▶ _What you should do_
Could you arrange every line of the rows below as a Markdown table with two columns, No. for the line number and Line for the line itself, leaving out any blank lines?

*****

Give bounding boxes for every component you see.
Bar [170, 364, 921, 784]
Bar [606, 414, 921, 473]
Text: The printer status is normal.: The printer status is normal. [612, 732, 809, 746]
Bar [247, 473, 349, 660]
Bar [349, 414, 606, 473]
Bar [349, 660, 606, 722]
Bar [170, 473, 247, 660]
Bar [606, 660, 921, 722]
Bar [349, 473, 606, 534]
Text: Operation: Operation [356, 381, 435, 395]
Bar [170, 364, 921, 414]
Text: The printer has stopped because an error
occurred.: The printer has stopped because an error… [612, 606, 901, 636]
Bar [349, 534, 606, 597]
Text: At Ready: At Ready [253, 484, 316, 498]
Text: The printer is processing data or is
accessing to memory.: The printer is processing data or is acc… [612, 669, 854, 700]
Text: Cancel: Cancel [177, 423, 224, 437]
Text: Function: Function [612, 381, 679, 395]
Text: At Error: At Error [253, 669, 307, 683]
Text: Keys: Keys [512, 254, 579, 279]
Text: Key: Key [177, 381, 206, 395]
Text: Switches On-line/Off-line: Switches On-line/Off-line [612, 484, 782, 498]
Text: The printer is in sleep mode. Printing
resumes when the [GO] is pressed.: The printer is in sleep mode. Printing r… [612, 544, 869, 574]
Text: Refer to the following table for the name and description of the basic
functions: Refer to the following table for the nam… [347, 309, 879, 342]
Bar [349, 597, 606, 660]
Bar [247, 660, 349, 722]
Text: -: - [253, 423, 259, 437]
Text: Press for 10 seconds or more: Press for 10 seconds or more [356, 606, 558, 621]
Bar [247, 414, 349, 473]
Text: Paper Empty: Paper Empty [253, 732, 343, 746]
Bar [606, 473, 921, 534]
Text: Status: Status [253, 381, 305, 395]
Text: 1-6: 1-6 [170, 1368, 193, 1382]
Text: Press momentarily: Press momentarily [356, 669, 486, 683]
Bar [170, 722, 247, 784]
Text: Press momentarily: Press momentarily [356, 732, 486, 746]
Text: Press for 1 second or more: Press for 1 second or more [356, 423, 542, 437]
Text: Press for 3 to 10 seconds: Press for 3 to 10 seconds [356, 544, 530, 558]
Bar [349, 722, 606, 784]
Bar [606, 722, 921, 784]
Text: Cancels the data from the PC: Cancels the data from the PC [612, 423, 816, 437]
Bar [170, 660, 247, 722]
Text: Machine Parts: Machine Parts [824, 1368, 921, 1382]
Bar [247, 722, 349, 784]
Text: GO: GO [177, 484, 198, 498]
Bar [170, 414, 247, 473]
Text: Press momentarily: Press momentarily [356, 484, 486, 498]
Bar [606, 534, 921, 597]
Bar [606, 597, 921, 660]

*****

▶ _Worked solution_
| No. | Line |
|---|---|
| 1 | Give bounding boxes for every component you see. |
| 2 | Bar [170, 364, 921, 784] |
| 3 | Bar [606, 414, 921, 473] |
| 4 | Text: The printer status is normal.: The printer status is normal. [612, 732, 809, 746] |
| 5 | Bar [247, 473, 349, 660] |
| 6 | Bar [349, 414, 606, 473] |
| 7 | Bar [349, 660, 606, 722] |
| 8 | Bar [170, 473, 247, 660] |
| 9 | Bar [606, 660, 921, 722] |
| 10 | Bar [349, 473, 606, 534] |
| 11 | Text: Operation: Operation [356, 381, 435, 395] |
| 12 | Bar [170, 364, 921, 414] |
| 13 | Text: The printer has stopped because an error |
| 14 | occurred.: The printer has stopped because an error… [612, 606, 901, 636] |
| 15 | Bar [349, 534, 606, 597] |
| 16 | Text: At Ready: At Ready [253, 484, 316, 498] |
| 17 | Text: The printer is processing data or is |
| 18 | accessing to memory.: The printer is processing data or is acc… [612, 669, 854, 700] |
| 19 | Text: Cancel: Cancel [177, 423, 224, 437] |
| 20 | Text: Function: Function [612, 381, 679, 395] |
| 21 | Text: At Error: At Error [253, 669, 307, 683] |
| 22 | Text: Keys: Keys [512, 254, 579, 279] |
| 23 | Text: Key: Key [177, 381, 206, 395] |
| 24 | Text: Switches On-line/Off-line: Switches On-line/Off-line [612, 484, 782, 498] |
| 25 | Text: The printer is in sleep mode. Printing |
| 26 | resumes when the [GO] is pressed.: The printer is in sleep mode. Printing r… [612, 544, 869, 574] |
| 27 | Text: Refer to the following table for the name and description of the basic |
| 28 | functions: Refer to the following table for the nam… [347, 309, 879, 342] |
| 29 | Bar [349, 597, 606, 660] |
| 30 | Bar [247, 660, 349, 722] |
| 31 | Text: -: - [253, 423, 259, 437] |
| 32 | Text: Press for 10 seconds or more: Press for 10 seconds or more [356, 606, 558, 621] |
| 33 | Bar [247, 414, 349, 473] |
| 34 | Text: Paper Empty: Paper Empty [253, 732, 343, 746] |
| 35 | Bar [606, 473, 921, 534] |
| 36 | Text: Status: Status [253, 381, 305, 395] |
| 37 | Text: 1-6: 1-6 [170, 1368, 193, 1382] |
| 38 | Text: Press momentarily: Press momentarily [356, 669, 486, 683] |
| 39 | Bar [170, 722, 247, 784] |
| 40 | Text: Press momentarily: Press momentarily [356, 732, 486, 746] |
| 41 | Text: Press for 1 second or more: Press for 1 second or more [356, 423, 542, 437] |
| 42 | Text: Press for 3 to 10 seconds: Press for 3 to 10 seconds [356, 544, 530, 558] |
| 43 | Bar [349, 722, 606, 784] |
| 44 | Bar [606, 722, 921, 784] |
| 45 | Text: Cancels the data from the PC: Cancels the data from the PC [612, 423, 816, 437] |
| 46 | Bar [170, 660, 247, 722] |
| 47 | Text: Machine Parts: Machine Parts [824, 1368, 921, 1382] |
| 48 | Bar [247, 722, 349, 784] |
| 49 | Text: GO: GO [177, 484, 198, 498] |
| 50 | Bar [170, 414, 247, 473] |
| 51 | Text: Press momentarily: Press momentarily [356, 484, 486, 498] |
| 52 | Bar [606, 534, 921, 597] |
| 53 | Bar [606, 597, 921, 660] |